(Recorded data)
########

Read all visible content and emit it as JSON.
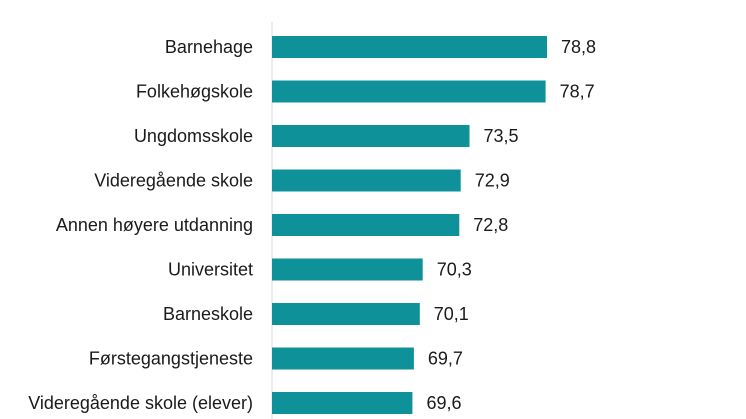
{
  "chart_data": {
    "type": "bar",
    "orientation": "horizontal",
    "title": "",
    "xlabel": "",
    "ylabel": "",
    "categories": [
      "Barnehage",
      "Folkehøgskole",
      "Ungdomsskole",
      "Videregående skole",
      "Annen høyere utdanning",
      "Universitet",
      "Barneskole",
      "Førstegangstjeneste",
      "Videregående skole (elever)"
    ],
    "values": [
      78.8,
      78.7,
      73.5,
      72.9,
      72.8,
      70.3,
      70.1,
      69.7,
      69.6
    ],
    "value_labels": [
      "78,8",
      "78,7",
      "73,5",
      "72,9",
      "72,8",
      "70,3",
      "70,1",
      "69,7",
      "69,6"
    ],
    "xlim": [
      60,
      80
    ],
    "bar_color": "#0e9199",
    "axis_color": "#d9d9d9",
    "grid": false,
    "legend": "none"
  }
}
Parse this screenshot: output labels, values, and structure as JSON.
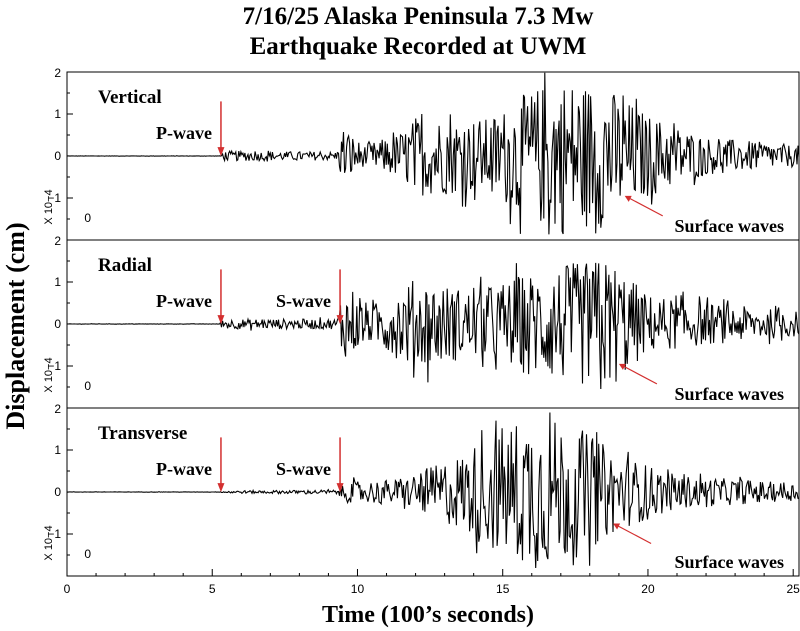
{
  "chart_data": {
    "type": "line",
    "title": [
      "7/16/25 Alaska Peninsula 7.3 Mw",
      "Earthquake Recorded at UWM"
    ],
    "xlabel": "Time (100’s seconds)",
    "ylabel": "Displacement (cm)",
    "xlim": [
      0,
      25.2
    ],
    "x_ticks": [
      0,
      5,
      10,
      15,
      20,
      25
    ],
    "ylim": [
      -2,
      2
    ],
    "y_ticks": [
      2,
      1,
      0,
      -1
    ],
    "y_tick_labels": [
      "2",
      "1",
      "0",
      "−1"
    ],
    "y_scale_label": "X 10−4",
    "scale_zero_label": "0",
    "line_color": "#000000",
    "marker_color": "#d32f2f",
    "panels": [
      {
        "label": "Vertical",
        "annotations": [
          {
            "text": "P-wave",
            "x": 5.3
          },
          {
            "text": "Surface waves",
            "arrow_to": [
              19.2,
              -0.95
            ]
          }
        ],
        "envelope": [
          {
            "x": 0,
            "amp": 0.005
          },
          {
            "x": 5.25,
            "amp": 0.005
          },
          {
            "x": 5.35,
            "amp": 0.12
          },
          {
            "x": 9.3,
            "amp": 0.1
          },
          {
            "x": 9.5,
            "amp": 0.75
          },
          {
            "x": 10.2,
            "amp": 0.25
          },
          {
            "x": 11.5,
            "amp": 0.55
          },
          {
            "x": 12.0,
            "amp": 0.95
          },
          {
            "x": 14.5,
            "amp": 0.9
          },
          {
            "x": 16.0,
            "amp": 1.6
          },
          {
            "x": 17.0,
            "amp": 1.9
          },
          {
            "x": 18.5,
            "amp": 1.7
          },
          {
            "x": 20.0,
            "amp": 1.0
          },
          {
            "x": 22.0,
            "amp": 0.45
          },
          {
            "x": 25.2,
            "amp": 0.25
          }
        ]
      },
      {
        "label": "Radial",
        "annotations": [
          {
            "text": "P-wave",
            "x": 5.3
          },
          {
            "text": "S-wave",
            "x": 9.4
          },
          {
            "text": "Surface waves",
            "arrow_to": [
              19.0,
              -0.95
            ]
          }
        ],
        "envelope": [
          {
            "x": 0,
            "amp": 0.005
          },
          {
            "x": 5.25,
            "amp": 0.005
          },
          {
            "x": 5.35,
            "amp": 0.12
          },
          {
            "x": 9.3,
            "amp": 0.12
          },
          {
            "x": 9.45,
            "amp": 0.85
          },
          {
            "x": 10.5,
            "amp": 0.45
          },
          {
            "x": 12.0,
            "amp": 1.1
          },
          {
            "x": 14.0,
            "amp": 0.8
          },
          {
            "x": 16.5,
            "amp": 1.35
          },
          {
            "x": 18.7,
            "amp": 1.6
          },
          {
            "x": 20.0,
            "amp": 0.7
          },
          {
            "x": 22.0,
            "amp": 0.5
          },
          {
            "x": 25.2,
            "amp": 0.3
          }
        ]
      },
      {
        "label": "Transverse",
        "annotations": [
          {
            "text": "P-wave",
            "x": 5.3
          },
          {
            "text": "S-wave",
            "x": 9.4
          },
          {
            "text": "Surface waves",
            "arrow_to": [
              18.8,
              -0.75
            ]
          }
        ],
        "envelope": [
          {
            "x": 0,
            "amp": 0.005
          },
          {
            "x": 5.25,
            "amp": 0.005
          },
          {
            "x": 5.35,
            "amp": 0.03
          },
          {
            "x": 9.3,
            "amp": 0.05
          },
          {
            "x": 9.5,
            "amp": 0.25
          },
          {
            "x": 11.5,
            "amp": 0.3
          },
          {
            "x": 13.5,
            "amp": 0.9
          },
          {
            "x": 15.0,
            "amp": 1.6
          },
          {
            "x": 16.0,
            "amp": 1.9
          },
          {
            "x": 17.5,
            "amp": 1.6
          },
          {
            "x": 19.0,
            "amp": 0.9
          },
          {
            "x": 21.0,
            "amp": 0.4
          },
          {
            "x": 25.2,
            "amp": 0.2
          }
        ]
      }
    ]
  }
}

########

All the lines above are to be given again exactly as they read, with the pictures removed.

Read all visible content and emit it as JSON.
{
  "chart_data": {
    "type": "bar",
    "orientation": "horizontal",
    "title": "",
    "xlabel": "",
    "ylabel": "",
    "categories": [
      "Barnehage",
      "Folkehøgskole",
      "Ungdomsskole",
      "Videregående skole",
      "Annen høyere utdanning",
      "Universitet",
      "Barneskole",
      "Førstegangstjeneste",
      "Videregående skole (elever)"
    ],
    "values": [
      78.8,
      78.7,
      73.5,
      72.9,
      72.8,
      70.3,
      70.1,
      69.7,
      69.6
    ],
    "value_labels": [
      "78,8",
      "78,7",
      "73,5",
      "72,9",
      "72,8",
      "70,3",
      "70,1",
      "69,7",
      "69,6"
    ],
    "xlim": [
      60,
      80
    ],
    "bar_color": "#0e9199",
    "axis_color": "#d9d9d9",
    "grid": false,
    "legend": "none"
  }
}
Parse this screenshot: output labels, values, and structure as JSON.
{
  "chart_data": {
    "type": "line",
    "title": [
      "7/16/25 Alaska Peninsula 7.3 Mw",
      "Earthquake Recorded at UWM"
    ],
    "xlabel": "Time (100’s seconds)",
    "ylabel": "Displacement (cm)",
    "xlim": [
      0,
      25.2
    ],
    "x_ticks": [
      0,
      5,
      10,
      15,
      20,
      25
    ],
    "ylim": [
      -2,
      2
    ],
    "y_ticks": [
      2,
      1,
      0,
      -1
    ],
    "y_tick_labels": [
      "2",
      "1",
      "0",
      "−1"
    ],
    "y_scale_label": "X 10−4",
    "scale_zero_label": "0",
    "line_color": "#000000",
    "marker_color": "#d32f2f",
    "panels": [
      {
        "label": "Vertical",
        "annotations": [
          {
            "text": "P-wave",
            "x": 5.3
          },
          {
            "text": "Surface waves",
            "arrow_to": [
              19.2,
              -0.95
            ]
          }
        ],
        "envelope": [
          {
            "x": 0,
            "amp": 0.005
          },
          {
            "x": 5.25,
            "amp": 0.005
          },
          {
            "x": 5.35,
            "amp": 0.12
          },
          {
            "x": 9.3,
            "amp": 0.1
          },
          {
            "x": 9.5,
            "amp": 0.75
          },
          {
            "x": 10.2,
            "amp": 0.25
          },
          {
            "x": 11.5,
            "amp": 0.55
          },
          {
            "x": 12.0,
            "amp": 0.95
          },
          {
            "x": 14.5,
            "amp": 0.9
          },
          {
            "x": 16.0,
            "amp": 1.6
          },
          {
            "x": 17.0,
            "amp": 1.9
          },
          {
            "x": 18.5,
            "amp": 1.7
          },
          {
            "x": 20.0,
            "amp": 1.0
          },
          {
            "x": 22.0,
            "amp": 0.45
          },
          {
            "x": 25.2,
            "amp": 0.25
          }
        ]
      },
      {
        "label": "Radial",
        "annotations": [
          {
            "text": "P-wave",
            "x": 5.3
          },
          {
            "text": "S-wave",
            "x": 9.4
          },
          {
            "text": "Surface waves",
            "arrow_to": [
              19.0,
              -0.95
            ]
          }
        ],
        "envelope": [
          {
            "x": 0,
            "amp": 0.005
          },
          {
            "x": 5.25,
            "amp": 0.005
          },
          {
            "x": 5.35,
            "amp": 0.12
          },
          {
            "x": 9.3,
            "amp": 0.12
          },
          {
            "x": 9.45,
            "amp": 0.85
          },
          {
            "x": 10.5,
            "amp": 0.45
          },
          {
            "x": 12.0,
            "amp": 1.1
          },
          {
            "x": 14.0,
            "amp": 0.8
          },
          {
            "x": 16.5,
            "amp": 1.35
          },
          {
            "x": 18.7,
            "amp": 1.6
          },
          {
            "x": 20.0,
            "amp": 0.7
          },
          {
            "x": 22.0,
            "amp": 0.5
          },
          {
            "x": 25.2,
            "amp": 0.3
          }
        ]
      },
      {
        "label": "Transverse",
        "annotations": [
          {
            "text": "P-wave",
            "x": 5.3
          },
          {
            "text": "S-wave",
            "x": 9.4
          },
          {
            "text": "Surface waves",
            "arrow_to": [
              18.8,
              -0.75
            ]
          }
        ],
        "envelope": [
          {
            "x": 0,
            "amp": 0.005
          },
          {
            "x": 5.25,
            "amp": 0.005
          },
          {
            "x": 5.35,
            "amp": 0.03
          },
          {
            "x": 9.3,
            "amp": 0.05
          },
          {
            "x": 9.5,
            "amp": 0.25
          },
          {
            "x": 11.5,
            "amp": 0.3
          },
          {
            "x": 13.5,
            "amp": 0.9
          },
          {
            "x": 15.0,
            "amp": 1.6
          },
          {
            "x": 16.0,
            "amp": 1.9
          },
          {
            "x": 17.5,
            "amp": 1.6
          },
          {
            "x": 19.0,
            "amp": 0.9
          },
          {
            "x": 21.0,
            "amp": 0.4
          },
          {
            "x": 25.2,
            "amp": 0.2
          }
        ]
      }
    ]
  }
}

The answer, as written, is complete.